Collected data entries
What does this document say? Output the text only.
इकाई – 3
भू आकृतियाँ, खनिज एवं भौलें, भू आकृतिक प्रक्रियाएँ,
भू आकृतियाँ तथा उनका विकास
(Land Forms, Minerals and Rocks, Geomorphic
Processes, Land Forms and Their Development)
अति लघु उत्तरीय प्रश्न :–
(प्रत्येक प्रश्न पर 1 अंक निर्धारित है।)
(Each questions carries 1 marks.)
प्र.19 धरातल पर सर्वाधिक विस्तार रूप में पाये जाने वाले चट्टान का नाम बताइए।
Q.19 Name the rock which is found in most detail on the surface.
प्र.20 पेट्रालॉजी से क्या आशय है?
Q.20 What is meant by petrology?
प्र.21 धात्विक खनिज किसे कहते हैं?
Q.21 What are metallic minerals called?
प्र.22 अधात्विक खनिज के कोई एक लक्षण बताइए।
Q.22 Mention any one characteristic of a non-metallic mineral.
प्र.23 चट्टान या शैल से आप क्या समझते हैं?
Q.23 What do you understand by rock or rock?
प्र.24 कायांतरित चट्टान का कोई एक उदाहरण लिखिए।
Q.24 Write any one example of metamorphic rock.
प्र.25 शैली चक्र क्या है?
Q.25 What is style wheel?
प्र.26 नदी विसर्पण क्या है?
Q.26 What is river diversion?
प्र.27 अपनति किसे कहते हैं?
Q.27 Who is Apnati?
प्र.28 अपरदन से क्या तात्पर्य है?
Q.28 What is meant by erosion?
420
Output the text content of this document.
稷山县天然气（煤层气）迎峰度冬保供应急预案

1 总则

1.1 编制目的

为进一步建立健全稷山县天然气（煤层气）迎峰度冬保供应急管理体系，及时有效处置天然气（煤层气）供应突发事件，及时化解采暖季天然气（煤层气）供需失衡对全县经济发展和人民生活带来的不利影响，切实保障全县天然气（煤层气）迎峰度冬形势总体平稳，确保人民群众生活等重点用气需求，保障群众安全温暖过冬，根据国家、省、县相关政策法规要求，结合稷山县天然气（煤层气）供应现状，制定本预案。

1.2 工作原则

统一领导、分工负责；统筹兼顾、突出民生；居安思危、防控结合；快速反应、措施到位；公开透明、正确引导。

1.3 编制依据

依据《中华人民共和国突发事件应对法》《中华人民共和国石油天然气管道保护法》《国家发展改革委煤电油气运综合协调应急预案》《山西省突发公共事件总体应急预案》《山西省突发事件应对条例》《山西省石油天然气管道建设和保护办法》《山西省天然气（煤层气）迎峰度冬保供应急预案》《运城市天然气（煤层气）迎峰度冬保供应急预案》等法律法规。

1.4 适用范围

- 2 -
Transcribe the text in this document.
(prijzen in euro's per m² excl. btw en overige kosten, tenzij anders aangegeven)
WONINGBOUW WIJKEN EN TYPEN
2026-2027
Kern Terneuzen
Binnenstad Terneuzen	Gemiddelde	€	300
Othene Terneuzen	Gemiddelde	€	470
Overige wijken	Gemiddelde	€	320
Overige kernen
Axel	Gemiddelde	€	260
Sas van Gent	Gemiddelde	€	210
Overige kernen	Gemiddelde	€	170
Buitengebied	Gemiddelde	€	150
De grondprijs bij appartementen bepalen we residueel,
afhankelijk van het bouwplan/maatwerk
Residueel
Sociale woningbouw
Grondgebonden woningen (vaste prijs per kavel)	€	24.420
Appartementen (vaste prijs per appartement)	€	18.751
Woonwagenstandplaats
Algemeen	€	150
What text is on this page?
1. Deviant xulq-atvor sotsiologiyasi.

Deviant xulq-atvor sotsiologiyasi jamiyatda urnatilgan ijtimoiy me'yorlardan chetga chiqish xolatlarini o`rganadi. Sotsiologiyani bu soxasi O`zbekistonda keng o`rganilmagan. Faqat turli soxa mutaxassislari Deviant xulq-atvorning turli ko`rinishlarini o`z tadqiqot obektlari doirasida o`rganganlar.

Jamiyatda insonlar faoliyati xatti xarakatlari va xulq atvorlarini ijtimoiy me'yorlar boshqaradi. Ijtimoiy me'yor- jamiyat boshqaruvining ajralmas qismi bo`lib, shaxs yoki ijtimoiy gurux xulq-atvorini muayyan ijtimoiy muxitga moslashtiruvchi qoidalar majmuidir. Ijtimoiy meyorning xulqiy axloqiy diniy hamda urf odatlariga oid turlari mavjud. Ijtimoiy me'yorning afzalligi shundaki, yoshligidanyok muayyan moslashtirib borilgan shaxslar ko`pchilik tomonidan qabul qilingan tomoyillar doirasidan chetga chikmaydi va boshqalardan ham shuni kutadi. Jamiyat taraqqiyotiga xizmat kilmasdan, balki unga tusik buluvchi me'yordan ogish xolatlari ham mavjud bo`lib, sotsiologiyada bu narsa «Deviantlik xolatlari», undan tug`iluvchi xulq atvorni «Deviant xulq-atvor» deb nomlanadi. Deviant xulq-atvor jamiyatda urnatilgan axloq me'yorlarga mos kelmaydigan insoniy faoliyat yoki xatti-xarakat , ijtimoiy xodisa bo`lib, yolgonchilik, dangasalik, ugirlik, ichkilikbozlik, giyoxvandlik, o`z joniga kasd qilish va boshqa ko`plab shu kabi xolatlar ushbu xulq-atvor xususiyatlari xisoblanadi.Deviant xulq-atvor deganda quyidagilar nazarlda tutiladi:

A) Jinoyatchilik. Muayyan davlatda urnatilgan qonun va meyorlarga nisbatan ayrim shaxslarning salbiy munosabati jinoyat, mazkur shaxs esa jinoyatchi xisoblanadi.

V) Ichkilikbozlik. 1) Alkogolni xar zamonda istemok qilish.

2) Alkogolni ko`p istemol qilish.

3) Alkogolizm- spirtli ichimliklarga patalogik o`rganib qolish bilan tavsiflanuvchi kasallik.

_What needs to be done_:
Reproduce the records above exactly as they appear.

_Finished task_:
What does this document say? Output the text only.
इकाई – 3
भू आकृतियाँ, खनिज एवं भौलें, भू आकृतिक प्रक्रियाएँ,
भू आकृतियाँ तथा उनका विकास
(Land Forms, Minerals and Rocks, Geomorphic
Processes, Land Forms and Their Development)
अति लघु उत्तरीय प्रश्न :–
(प्रत्येक प्रश्न पर 1 अंक निर्धारित है।)
(Each questions carries 1 marks.)
प्र.19 धरातल पर सर्वाधिक विस्तार रूप में पाये जाने वाले चट्टान का नाम बताइए।
Q.19 Name the rock which is found in most detail on the surface.
प्र.20 पेट्रालॉजी से क्या आशय है?
Q.20 What is meant by petrology?
प्र.21 धात्विक खनिज किसे कहते हैं?
Q.21 What are metallic minerals called?
प्र.22 अधात्विक खनिज के कोई एक लक्षण बताइए।
Q.22 Mention any one characteristic of a non-metallic mineral.
प्र.23 चट्टान या शैल से आप क्या समझते हैं?
Q.23 What do you understand by rock or rock?
प्र.24 कायांतरित चट्टान का कोई एक उदाहरण लिखिए।
Q.24 Write any one example of metamorphic rock.
प्र.25 शैली चक्र क्या है?
Q.25 What is style wheel?
प्र.26 नदी विसर्पण क्या है?
Q.26 What is river diversion?
प्र.27 अपनति किसे कहते हैं?
Q.27 Who is Apnati?
प्र.28 अपरदन से क्या तात्पर्य है?
Q.28 What is meant by erosion?
420
Output the text content of this document.
稷山县天然气（煤层气）迎峰度冬保供应急预案

1 总则

1.1 编制目的

为进一步建立健全稷山县天然气（煤层气）迎峰度冬保供应急管理体系，及时有效处置天然气（煤层气）供应突发事件，及时化解采暖季天然气（煤层气）供需失衡对全县经济发展和人民生活带来的不利影响，切实保障全县天然气（煤层气）迎峰度冬形势总体平稳，确保人民群众生活等重点用气需求，保障群众安全温暖过冬，根据国家、省、县相关政策法规要求，结合稷山县天然气（煤层气）供应现状，制定本预案。

1.2 工作原则

统一领导、分工负责；统筹兼顾、突出民生；居安思危、防控结合；快速反应、措施到位；公开透明、正确引导。

1.3 编制依据

依据《中华人民共和国突发事件应对法》《中华人民共和国石油天然气管道保护法》《国家发展改革委煤电油气运综合协调应急预案》《山西省突发公共事件总体应急预案》《山西省突发事件应对条例》《山西省石油天然气管道建设和保护办法》《山西省天然气（煤层气）迎峰度冬保供应急预案》《运城市天然气（煤层气）迎峰度冬保供应急预案》等法律法规。

1.4 适用范围

- 2 -
Transcribe the text in this document.
(prijzen in euro's per m² excl. btw en overige kosten, tenzij anders aangegeven)
WONINGBOUW WIJKEN EN TYPEN
2026-2027
Kern Terneuzen
Binnenstad Terneuzen	Gemiddelde	€	300
Othene Terneuzen	Gemiddelde	€	470
Overige wijken	Gemiddelde	€	320
Overige kernen
Axel	Gemiddelde	€	260
Sas van Gent	Gemiddelde	€	210
Overige kernen	Gemiddelde	€	170
Buitengebied	Gemiddelde	€	150
De grondprijs bij appartementen bepalen we residueel,
afhankelijk van het bouwplan/maatwerk
Residueel
Sociale woningbouw
Grondgebonden woningen (vaste prijs per kavel)	€	24.420
Appartementen (vaste prijs per appartement)	€	18.751
Woonwagenstandplaats
Algemeen	€	150
What text is on this page?
1. Deviant xulq-atvor sotsiologiyasi.

Deviant xulq-atvor sotsiologiyasi jamiyatda urnatilgan ijtimoiy me'yorlardan chetga chiqish xolatlarini o`rganadi. Sotsiologiyani bu soxasi O`zbekistonda keng o`rganilmagan. Faqat turli soxa mutaxassislari Deviant xulq-atvorning turli ko`rinishlarini o`z tadqiqot obektlari doirasida o`rganganlar.

Jamiyatda insonlar faoliyati xatti xarakatlari va xulq atvorlarini ijtimoiy me'yorlar boshqaradi. Ijtimoiy me'yor- jamiyat boshqaruvining ajralmas qismi bo`lib, shaxs yoki ijtimoiy gurux xulq-atvorini muayyan ijtimoiy muxitga moslashtiruvchi qoidalar majmuidir. Ijtimoiy meyorning xulqiy axloqiy diniy hamda urf odatlariga oid turlari mavjud. Ijtimoiy me'yorning afzalligi shundaki, yoshligidanyok muayyan moslashtirib borilgan shaxslar ko`pchilik tomonidan qabul qilingan tomoyillar doirasidan chetga chikmaydi va boshqalardan ham shuni kutadi. Jamiyat taraqqiyotiga xizmat kilmasdan, balki unga tusik buluvchi me'yordan ogish xolatlari ham mavjud bo`lib, sotsiologiyada bu narsa «Deviantlik xolatlari», undan tug`iluvchi xulq atvorni «Deviant xulq-atvor» deb nomlanadi. Deviant xulq-atvor jamiyatda urnatilgan axloq me'yorlarga mos kelmaydigan insoniy faoliyat yoki xatti-xarakat , ijtimoiy xodisa bo`lib, yolgonchilik, dangasalik, ugirlik, ichkilikbozlik, giyoxvandlik, o`z joniga kasd qilish va boshqa ko`plab shu kabi xolatlar ushbu xulq-atvor xususiyatlari xisoblanadi.Deviant xulq-atvor deganda quyidagilar nazarlda tutiladi:

A) Jinoyatchilik. Muayyan davlatda urnatilgan qonun va meyorlarga nisbatan ayrim shaxslarning salbiy munosabati jinoyat, mazkur shaxs esa jinoyatchi xisoblanadi.

V) Ichkilikbozlik. 1) Alkogolni xar zamonda istemok qilish.

2) Alkogolni ko`p istemol qilish.

3) Alkogolizm- spirtli ichimliklarga patalogik o`rganib qolish bilan tavsiflanuvchi kasallik.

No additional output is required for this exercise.